**Records supplied**:
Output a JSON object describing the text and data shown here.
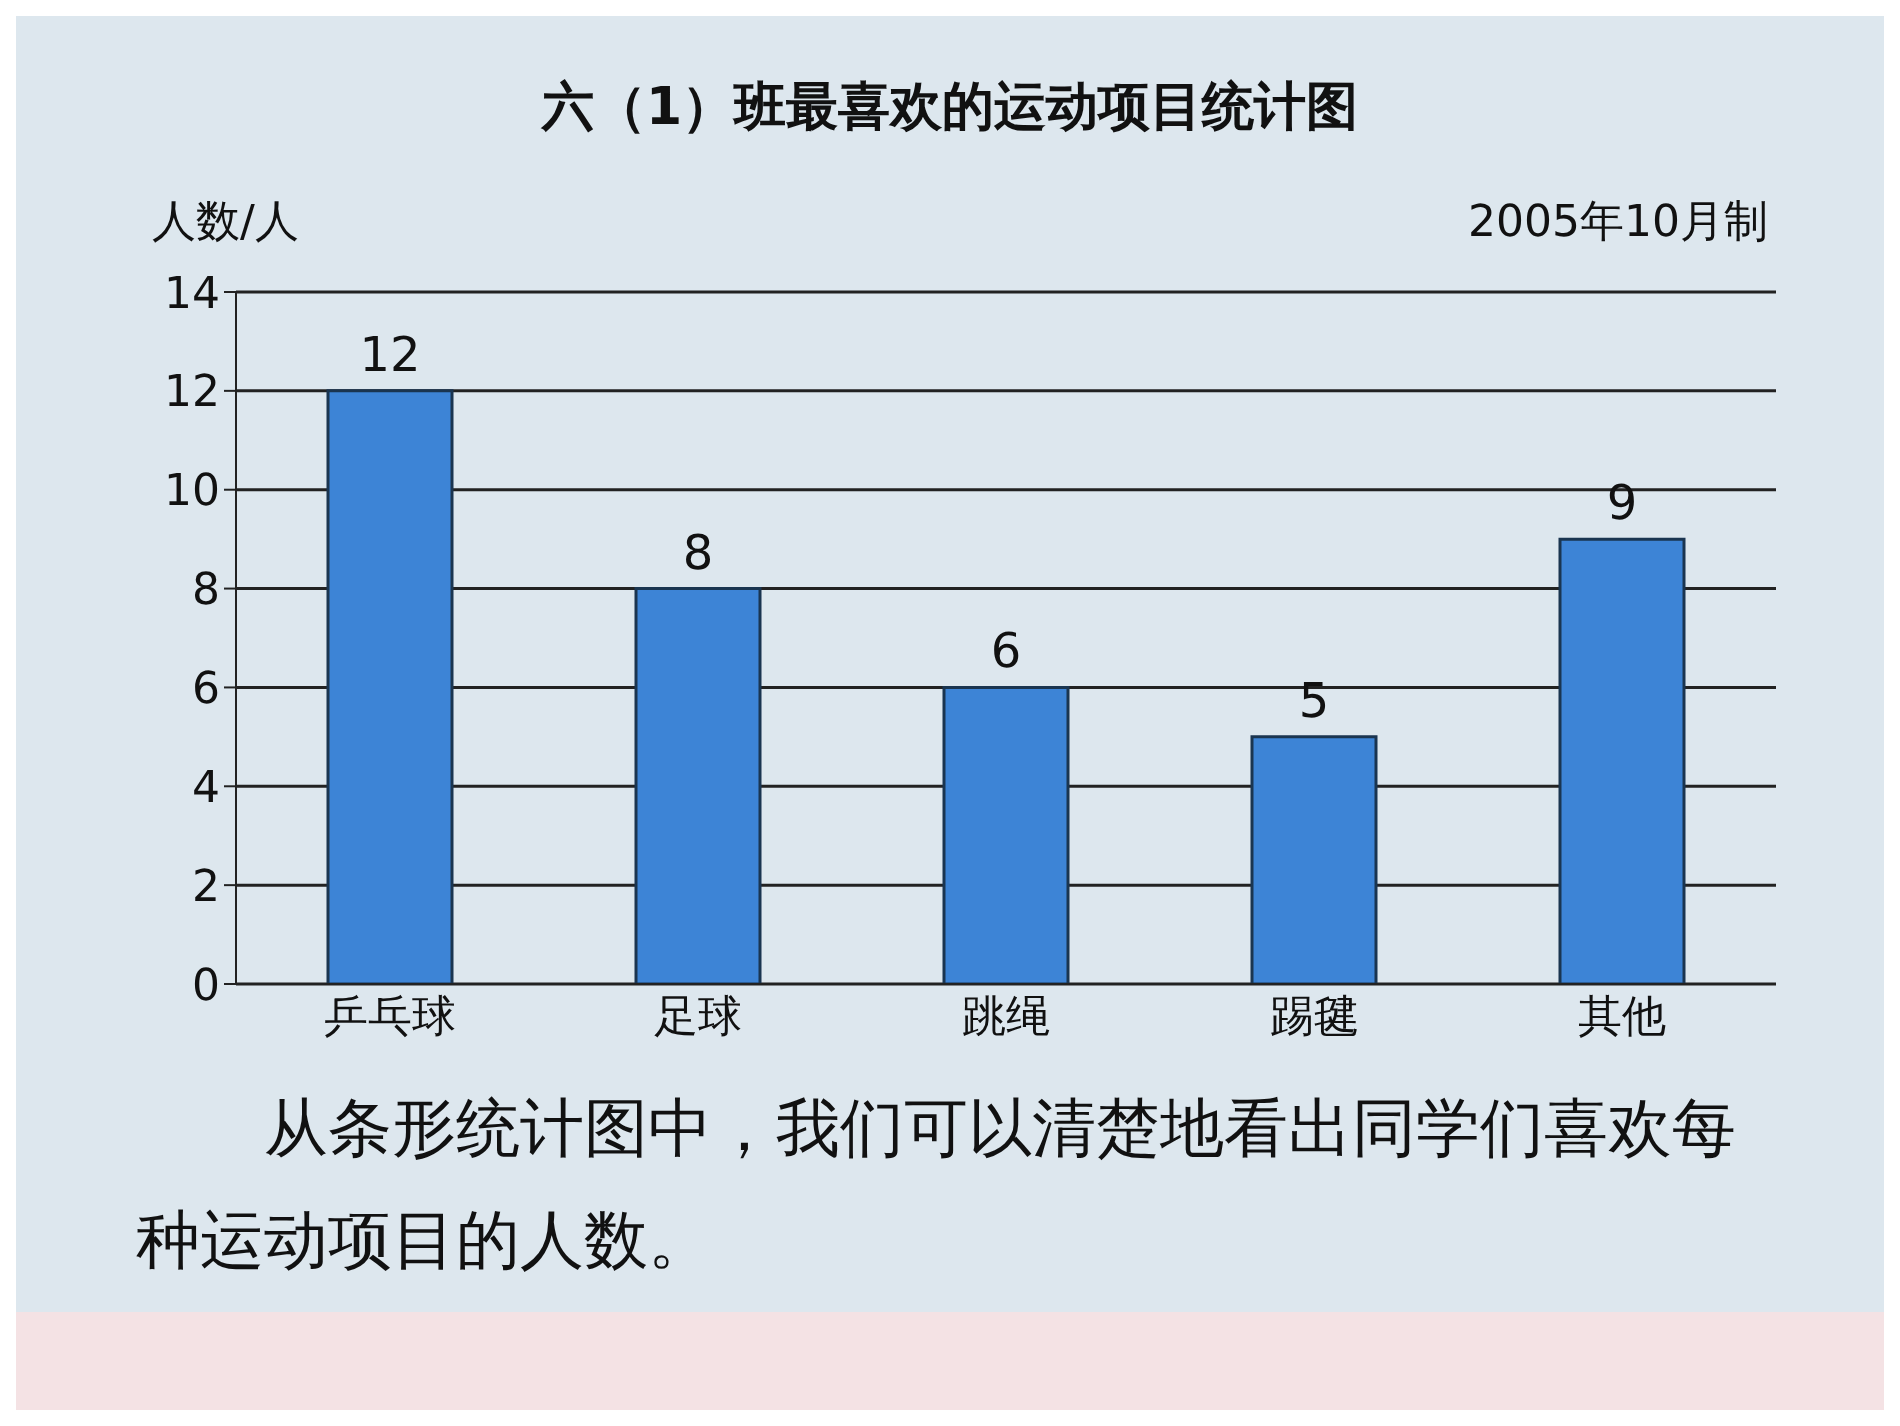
{
  "chart_data": {
    "type": "bar",
    "title": "六（1）班最喜欢的运动项目统计图",
    "ylabel": "人数/人",
    "annotations": [
      "2005年10月制",
      "从条形统计图中，我们可以清楚地看出同学们喜欢每种运动项目的人数。"
    ],
    "categories": [
      "乒乓球",
      "足球",
      "跳绳",
      "踢毽",
      "其他"
    ],
    "values": [
      12,
      8,
      6,
      5,
      9
    ],
    "color": "#3d84d6",
    "ylim": [
      0,
      14
    ],
    "yticks": [
      0,
      2,
      4,
      6,
      8,
      10,
      12,
      14
    ],
    "grid": "y",
    "data_labels": true
  }
}
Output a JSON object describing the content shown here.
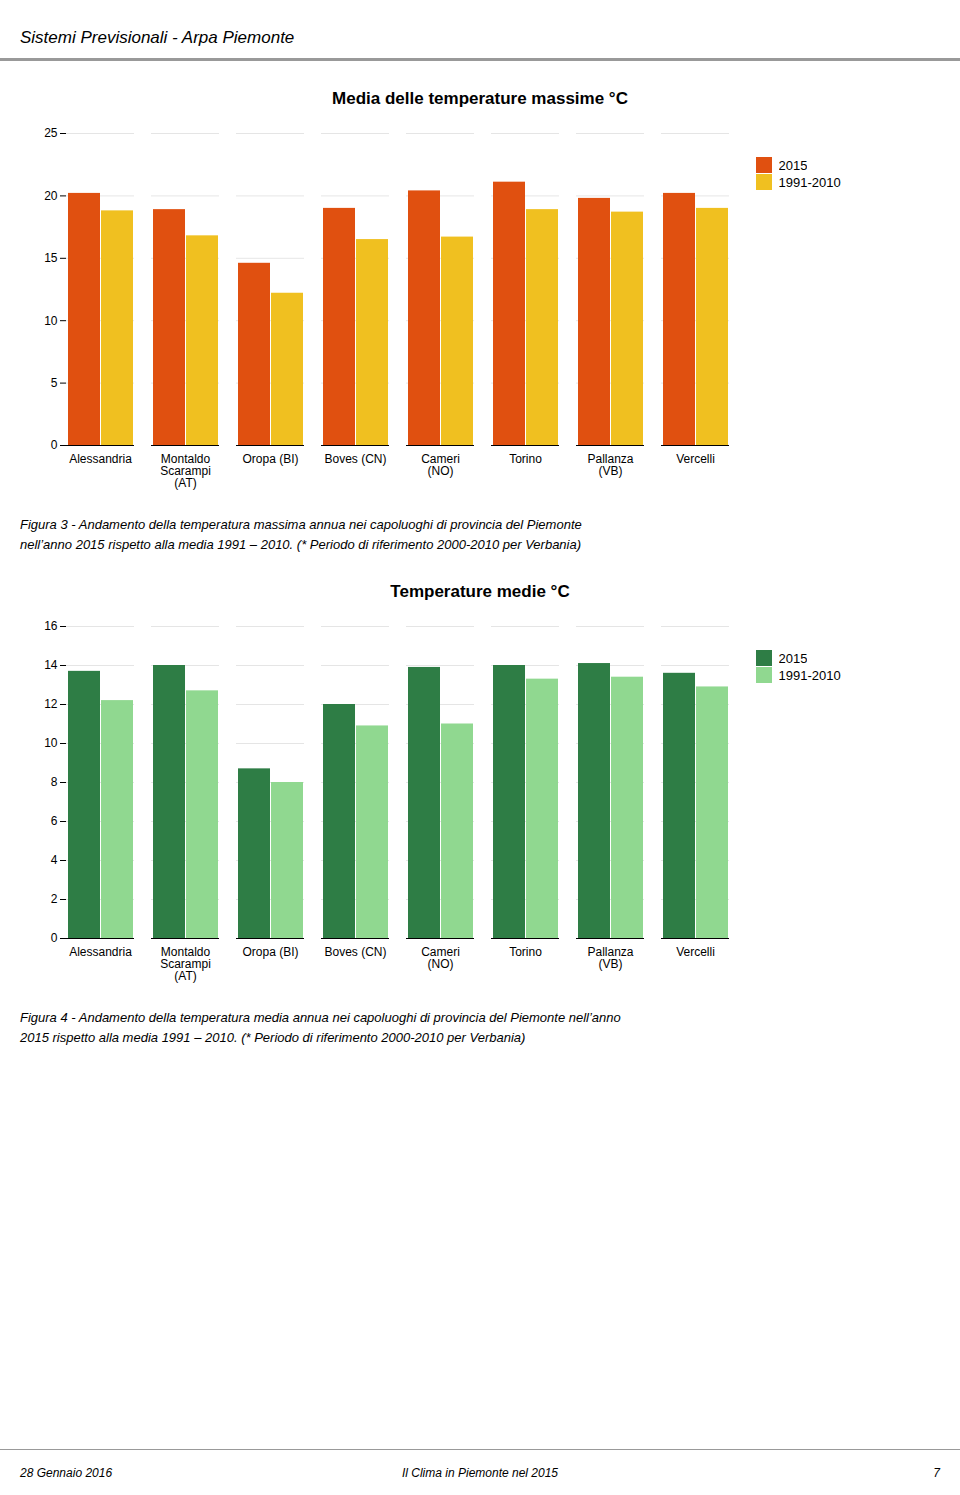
{
  "header": "Sistemi Previsionali - Arpa Piemonte",
  "chart_data": [
    {
      "type": "bar",
      "title": "Media delle temperature massime °C",
      "categories": [
        "Alessandria",
        "Montaldo\nScarampi\n(AT)",
        "Oropa (BI)",
        "Boves (CN)",
        "Cameri\n(NO)",
        "Torino",
        "Pallanza\n(VB)",
        "Vercelli"
      ],
      "series": [
        {
          "name": "2015",
          "color": "#E05010",
          "values": [
            20.2,
            18.9,
            14.6,
            19.0,
            20.4,
            21.1,
            19.8,
            20.2
          ]
        },
        {
          "name": "1991-2010",
          "color": "#F0C020",
          "values": [
            18.8,
            16.8,
            12.2,
            16.5,
            16.7,
            18.9,
            18.7,
            19.0
          ]
        }
      ],
      "ylim": [
        0,
        25
      ],
      "yticks": [
        0,
        5,
        10,
        15,
        20,
        25
      ],
      "grid": true,
      "legend": "right",
      "caption": [
        "Figura 3 - Andamento della temperatura massima annua nei capoluoghi di provincia del Piemonte",
        "nell’anno 2015 rispetto alla media 1991 – 2010. (* Periodo di riferimento 2000-2010 per Verbania)"
      ]
    },
    {
      "type": "bar",
      "title": "Temperature medie °C",
      "categories": [
        "Alessandria",
        "Montaldo\nScarampi\n(AT)",
        "Oropa (BI)",
        "Boves (CN)",
        "Cameri\n(NO)",
        "Torino",
        "Pallanza\n(VB)",
        "Vercelli"
      ],
      "series": [
        {
          "name": "2015",
          "color": "#2E7D45",
          "values": [
            13.7,
            14.0,
            8.7,
            12.0,
            13.9,
            14.0,
            14.1,
            13.6
          ]
        },
        {
          "name": "1991-2010",
          "color": "#90D890",
          "values": [
            12.2,
            12.7,
            8.0,
            10.9,
            11.0,
            13.3,
            13.4,
            12.9
          ]
        }
      ],
      "ylim": [
        0,
        16
      ],
      "yticks": [
        0,
        2,
        4,
        6,
        8,
        10,
        12,
        14,
        16
      ],
      "grid": true,
      "legend": "right",
      "caption": [
        "Figura 4 - Andamento della temperatura media annua nei capoluoghi di provincia del Piemonte nell’anno",
        "2015 rispetto alla media 1991 – 2010. (* Periodo di riferimento 2000-2010 per Verbania)"
      ]
    }
  ],
  "footer": [
    "28 Gennaio 2016",
    "Il Clima in Piemonte nel 2015",
    "7"
  ]
}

**Problem description**: Set down all the data again exactly as above, pictures excluded.

**Written solution**:
Output a JSON object describing the text and data shown here.
{
  "chart_data": {
    "type": "bar",
    "title": "六（1）班最喜欢的运动项目统计图",
    "ylabel": "人数/人",
    "annotations": [
      "2005年10月制",
      "从条形统计图中，我们可以清楚地看出同学们喜欢每种运动项目的人数。"
    ],
    "categories": [
      "乒乓球",
      "足球",
      "跳绳",
      "踢毽",
      "其他"
    ],
    "values": [
      12,
      8,
      6,
      5,
      9
    ],
    "color": "#3d84d6",
    "ylim": [
      0,
      14
    ],
    "yticks": [
      0,
      2,
      4,
      6,
      8,
      10,
      12,
      14
    ],
    "grid": "y",
    "data_labels": true
  }
}
Output a JSON object describing the content shown here.
{
  "header": "Sistemi Previsionali - Arpa Piemonte",
  "chart_data": [
    {
      "type": "bar",
      "title": "Media delle temperature massime °C",
      "categories": [
        "Alessandria",
        "Montaldo\nScarampi\n(AT)",
        "Oropa (BI)",
        "Boves (CN)",
        "Cameri\n(NO)",
        "Torino",
        "Pallanza\n(VB)",
        "Vercelli"
      ],
      "series": [
        {
          "name": "2015",
          "color": "#E05010",
          "values": [
            20.2,
            18.9,
            14.6,
            19.0,
            20.4,
            21.1,
            19.8,
            20.2
          ]
        },
        {
          "name": "1991-2010",
          "color": "#F0C020",
          "values": [
            18.8,
            16.8,
            12.2,
            16.5,
            16.7,
            18.9,
            18.7,
            19.0
          ]
        }
      ],
      "ylim": [
        0,
        25
      ],
      "yticks": [
        0,
        5,
        10,
        15,
        20,
        25
      ],
      "grid": true,
      "legend": "right",
      "caption": [
        "Figura 3 - Andamento della temperatura massima annua nei capoluoghi di provincia del Piemonte",
        "nell’anno 2015 rispetto alla media 1991 – 2010. (* Periodo di riferimento 2000-2010 per Verbania)"
      ]
    },
    {
      "type": "bar",
      "title": "Temperature medie °C",
      "categories": [
        "Alessandria",
        "Montaldo\nScarampi\n(AT)",
        "Oropa (BI)",
        "Boves (CN)",
        "Cameri\n(NO)",
        "Torino",
        "Pallanza\n(VB)",
        "Vercelli"
      ],
      "series": [
        {
          "name": "2015",
          "color": "#2E7D45",
          "values": [
            13.7,
            14.0,
            8.7,
            12.0,
            13.9,
            14.0,
            14.1,
            13.6
          ]
        },
        {
          "name": "1991-2010",
          "color": "#90D890",
          "values": [
            12.2,
            12.7,
            8.0,
            10.9,
            11.0,
            13.3,
            13.4,
            12.9
          ]
        }
      ],
      "ylim": [
        0,
        16
      ],
      "yticks": [
        0,
        2,
        4,
        6,
        8,
        10,
        12,
        14,
        16
      ],
      "grid": true,
      "legend": "right",
      "caption": [
        "Figura 4 - Andamento della temperatura media annua nei capoluoghi di provincia del Piemonte nell’anno",
        "2015 rispetto alla media 1991 – 2010. (* Periodo di riferimento 2000-2010 per Verbania)"
      ]
    }
  ],
  "footer": [
    "28 Gennaio 2016",
    "Il Clima in Piemonte nel 2015",
    "7"
  ]
}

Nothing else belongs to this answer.